[Raw records]
··········
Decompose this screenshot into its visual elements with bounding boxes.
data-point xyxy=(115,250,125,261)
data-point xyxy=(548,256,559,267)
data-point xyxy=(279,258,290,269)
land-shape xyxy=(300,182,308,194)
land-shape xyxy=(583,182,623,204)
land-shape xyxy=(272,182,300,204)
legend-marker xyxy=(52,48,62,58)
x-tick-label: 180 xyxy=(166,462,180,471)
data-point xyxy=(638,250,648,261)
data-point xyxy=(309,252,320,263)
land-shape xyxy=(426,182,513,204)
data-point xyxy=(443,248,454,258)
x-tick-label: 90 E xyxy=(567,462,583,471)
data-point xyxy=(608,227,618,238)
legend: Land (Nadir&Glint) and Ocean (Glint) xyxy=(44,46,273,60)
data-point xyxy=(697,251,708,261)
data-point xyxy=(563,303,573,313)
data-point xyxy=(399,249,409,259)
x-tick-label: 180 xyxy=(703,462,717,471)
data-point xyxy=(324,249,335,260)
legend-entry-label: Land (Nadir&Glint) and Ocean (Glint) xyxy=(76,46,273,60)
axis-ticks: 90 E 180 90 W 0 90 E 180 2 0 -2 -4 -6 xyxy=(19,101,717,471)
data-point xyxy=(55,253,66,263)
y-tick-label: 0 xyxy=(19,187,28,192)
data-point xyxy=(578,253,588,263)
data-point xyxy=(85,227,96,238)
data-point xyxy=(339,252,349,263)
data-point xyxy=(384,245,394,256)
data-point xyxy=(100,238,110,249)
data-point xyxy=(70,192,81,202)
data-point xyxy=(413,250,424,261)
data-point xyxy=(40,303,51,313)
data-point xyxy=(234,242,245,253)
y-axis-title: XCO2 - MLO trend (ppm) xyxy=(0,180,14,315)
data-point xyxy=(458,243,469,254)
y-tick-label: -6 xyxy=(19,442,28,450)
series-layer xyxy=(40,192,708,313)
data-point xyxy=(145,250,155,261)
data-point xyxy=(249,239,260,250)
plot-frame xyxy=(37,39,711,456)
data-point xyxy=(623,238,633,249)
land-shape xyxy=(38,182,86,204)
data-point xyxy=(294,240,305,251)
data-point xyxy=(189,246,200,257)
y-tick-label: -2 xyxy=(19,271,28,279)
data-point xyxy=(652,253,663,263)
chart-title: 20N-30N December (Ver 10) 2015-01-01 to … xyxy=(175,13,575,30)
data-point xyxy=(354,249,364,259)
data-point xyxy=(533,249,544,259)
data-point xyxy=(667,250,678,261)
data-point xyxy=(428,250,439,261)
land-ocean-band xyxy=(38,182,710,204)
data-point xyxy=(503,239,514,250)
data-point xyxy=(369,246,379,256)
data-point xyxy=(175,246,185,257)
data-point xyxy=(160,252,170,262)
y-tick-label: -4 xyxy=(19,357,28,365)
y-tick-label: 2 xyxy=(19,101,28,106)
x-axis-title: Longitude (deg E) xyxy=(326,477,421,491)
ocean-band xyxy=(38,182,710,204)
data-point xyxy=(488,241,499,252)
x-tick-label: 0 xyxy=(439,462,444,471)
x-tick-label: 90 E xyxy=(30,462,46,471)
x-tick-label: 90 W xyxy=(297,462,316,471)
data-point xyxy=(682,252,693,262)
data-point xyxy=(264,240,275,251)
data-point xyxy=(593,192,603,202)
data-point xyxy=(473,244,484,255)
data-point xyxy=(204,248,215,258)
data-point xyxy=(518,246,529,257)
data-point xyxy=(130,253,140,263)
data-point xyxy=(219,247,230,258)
··········
Copy these lines down exactly as they appear, covering every item.

Decompose this screenshot into its visual elements with bounding boxes.
data-point xyxy=(115,250,125,261)
data-point xyxy=(548,256,559,267)
data-point xyxy=(279,258,290,269)
land-shape xyxy=(300,182,308,194)
land-shape xyxy=(583,182,623,204)
land-shape xyxy=(272,182,300,204)
legend-marker xyxy=(52,48,62,58)
x-tick-label: 180 xyxy=(166,462,180,471)
data-point xyxy=(638,250,648,261)
data-point xyxy=(309,252,320,263)
land-shape xyxy=(426,182,513,204)
data-point xyxy=(443,248,454,258)
x-tick-label: 90 E xyxy=(567,462,583,471)
data-point xyxy=(608,227,618,238)
legend: Land (Nadir&Glint) and Ocean (Glint) xyxy=(44,46,273,60)
data-point xyxy=(697,251,708,261)
data-point xyxy=(563,303,573,313)
data-point xyxy=(399,249,409,259)
x-tick-label: 180 xyxy=(703,462,717,471)
data-point xyxy=(324,249,335,260)
legend-entry-label: Land (Nadir&Glint) and Ocean (Glint) xyxy=(76,46,273,60)
axis-ticks: 90 E 180 90 W 0 90 E 180 2 0 -2 -4 -6 xyxy=(19,101,717,471)
data-point xyxy=(55,253,66,263)
y-tick-label: 0 xyxy=(19,187,28,192)
data-point xyxy=(578,253,588,263)
data-point xyxy=(85,227,96,238)
data-point xyxy=(339,252,349,263)
data-point xyxy=(384,245,394,256)
data-point xyxy=(100,238,110,249)
data-point xyxy=(70,192,81,202)
data-point xyxy=(413,250,424,261)
data-point xyxy=(40,303,51,313)
data-point xyxy=(234,242,245,253)
y-axis-title: XCO2 - MLO trend (ppm) xyxy=(0,180,14,315)
data-point xyxy=(458,243,469,254)
y-tick-label: -6 xyxy=(19,442,28,450)
series-layer xyxy=(40,192,708,313)
data-point xyxy=(145,250,155,261)
data-point xyxy=(249,239,260,250)
plot-frame xyxy=(37,39,711,456)
data-point xyxy=(623,238,633,249)
land-shape xyxy=(38,182,86,204)
data-point xyxy=(294,240,305,251)
data-point xyxy=(189,246,200,257)
y-tick-label: -2 xyxy=(19,271,28,279)
data-point xyxy=(652,253,663,263)
chart-title: 20N-30N December (Ver 10) 2015-01-01 to … xyxy=(175,13,575,30)
data-point xyxy=(354,249,364,259)
data-point xyxy=(533,249,544,259)
data-point xyxy=(667,250,678,261)
data-point xyxy=(428,250,439,261)
land-ocean-band xyxy=(38,182,710,204)
data-point xyxy=(503,239,514,250)
data-point xyxy=(369,246,379,256)
data-point xyxy=(175,246,185,257)
data-point xyxy=(160,252,170,262)
y-tick-label: -4 xyxy=(19,357,28,365)
y-tick-label: 2 xyxy=(19,101,28,106)
x-axis-title: Longitude (deg E) xyxy=(326,477,421,491)
ocean-band xyxy=(38,182,710,204)
data-point xyxy=(488,241,499,252)
x-tick-label: 0 xyxy=(439,462,444,471)
x-tick-label: 90 E xyxy=(30,462,46,471)
x-tick-label: 90 W xyxy=(297,462,316,471)
data-point xyxy=(682,252,693,262)
data-point xyxy=(264,240,275,251)
data-point xyxy=(593,192,603,202)
data-point xyxy=(473,244,484,255)
data-point xyxy=(204,248,215,258)
data-point xyxy=(518,246,529,257)
data-point xyxy=(130,253,140,263)
data-point xyxy=(219,247,230,258)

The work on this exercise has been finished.